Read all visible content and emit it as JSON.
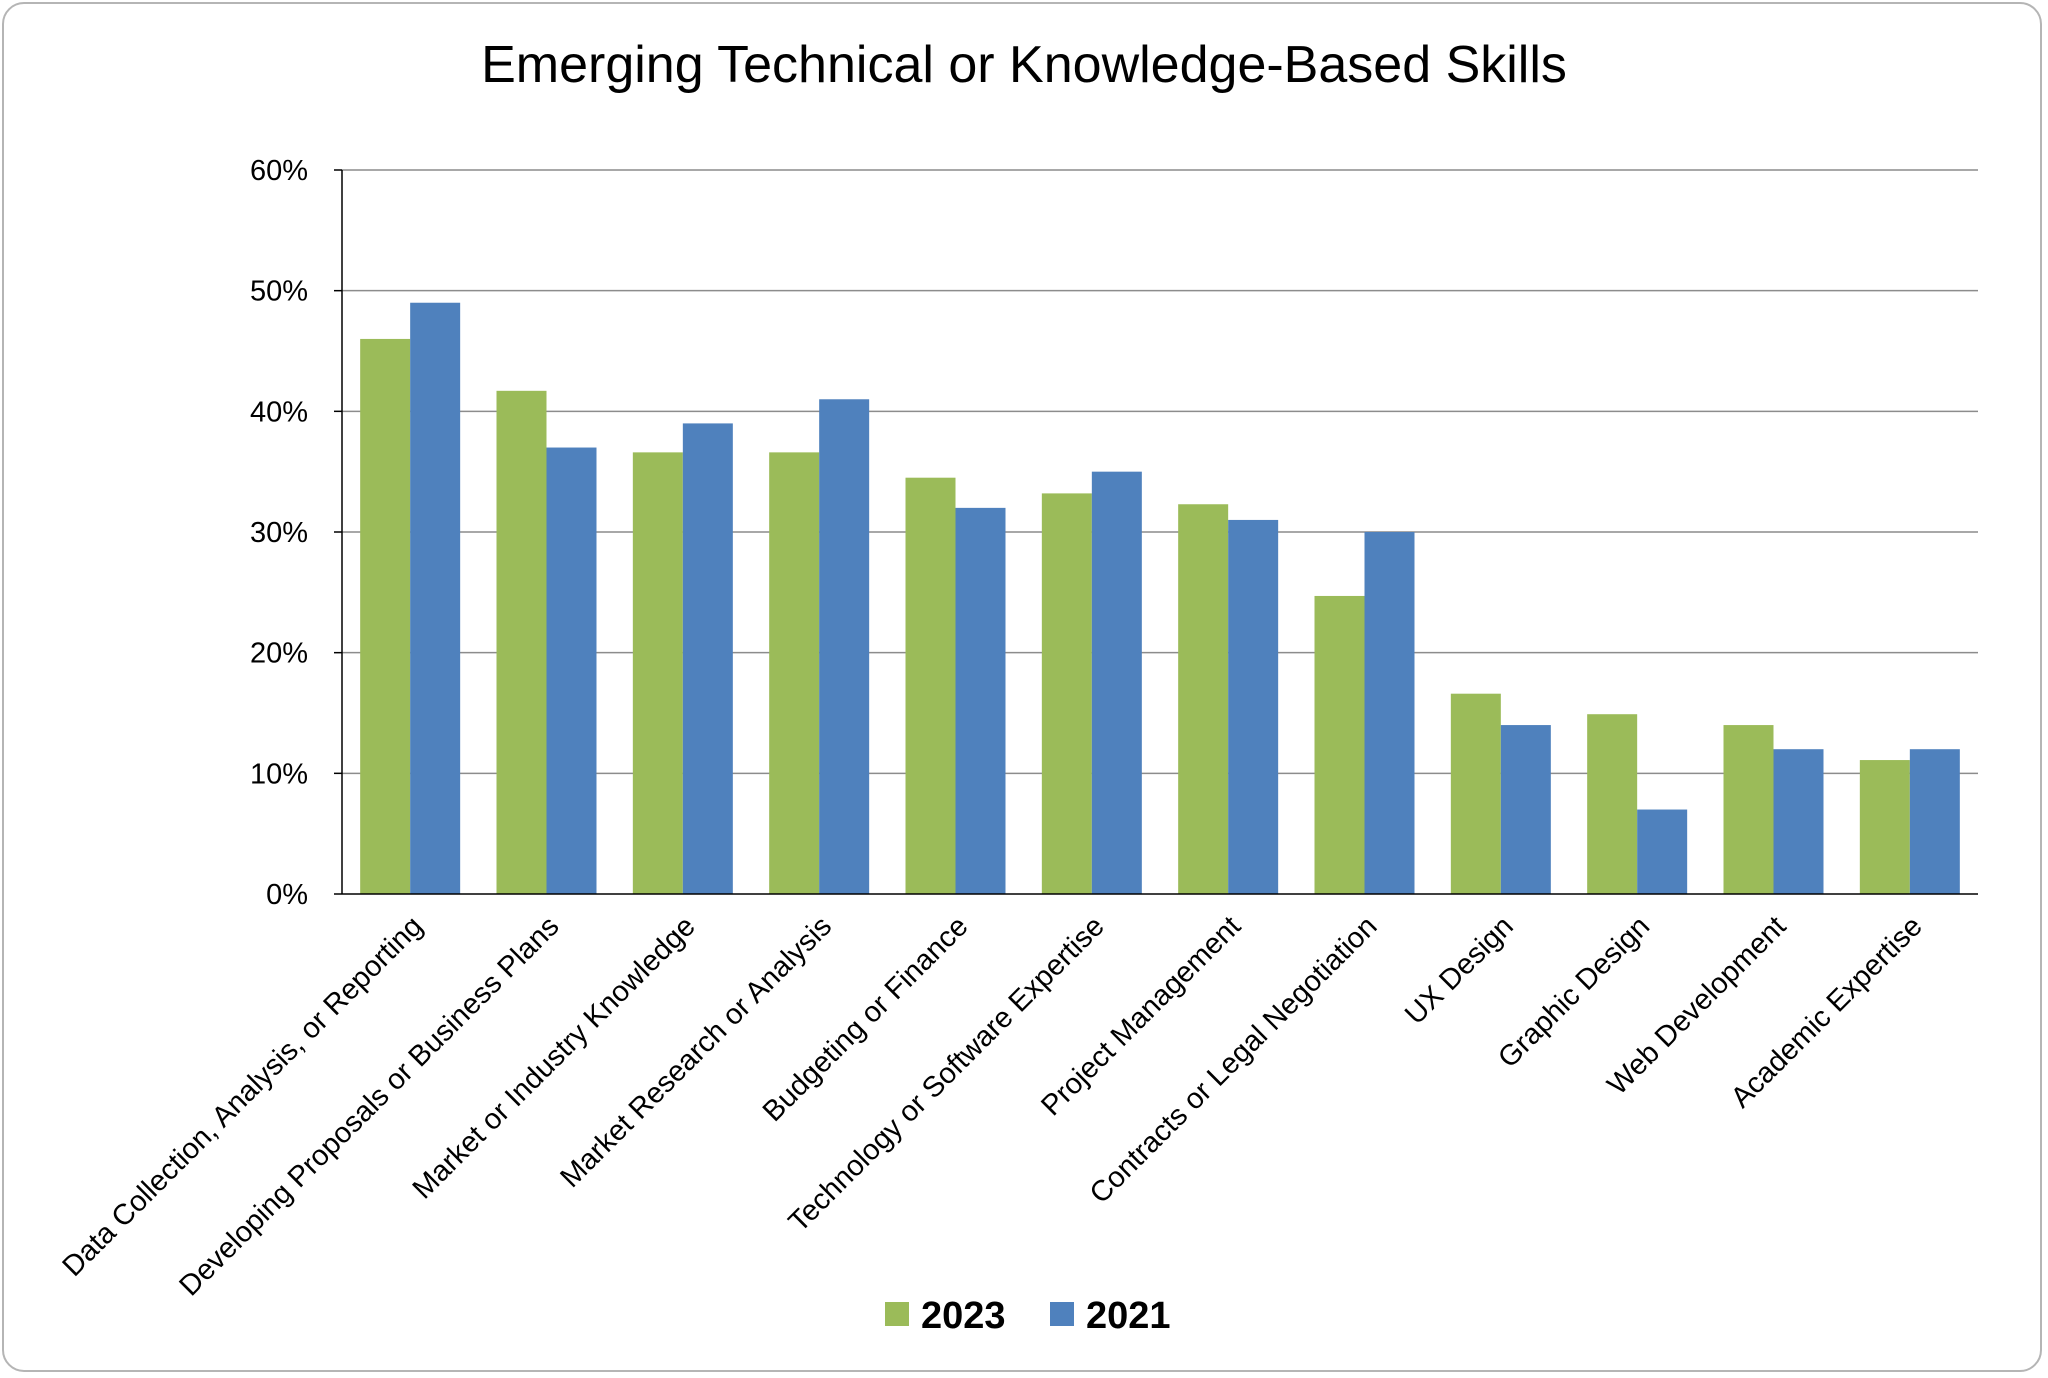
{
  "chart_data": {
    "type": "bar",
    "title": "Emerging Technical or Knowledge-Based Skills",
    "xlabel": "",
    "ylabel": "",
    "ylim": [
      0,
      60
    ],
    "yticks": [
      "0%",
      "10%",
      "20%",
      "30%",
      "40%",
      "50%",
      "60%"
    ],
    "ytick_values": [
      0,
      10,
      20,
      30,
      40,
      50,
      60
    ],
    "grid": true,
    "legend_position": "bottom",
    "categories": [
      "Data Collection, Analysis, or Reporting",
      "Developing Proposals or Business Plans",
      "Market or Industry Knowledge",
      "Market Research or Analysis",
      "Budgeting or Finance",
      "Technology or Software Expertise",
      "Project Management",
      "Contracts or Legal Negotiation",
      "UX Design",
      "Graphic Design",
      "Web Development",
      "Academic Expertise"
    ],
    "series": [
      {
        "name": "2023",
        "color": "#9bbb59",
        "values": [
          46,
          41.7,
          36.6,
          36.6,
          34.5,
          33.2,
          32.3,
          24.7,
          16.6,
          14.9,
          14,
          11.1
        ]
      },
      {
        "name": "2021",
        "color": "#4f81bd",
        "values": [
          49,
          37,
          39,
          41,
          32,
          35,
          31,
          30,
          14,
          7,
          12,
          12
        ]
      }
    ]
  }
}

Instruction:
State how many lines in the records above contain the word "Knowledge", and give only that number.

Worked solution:
2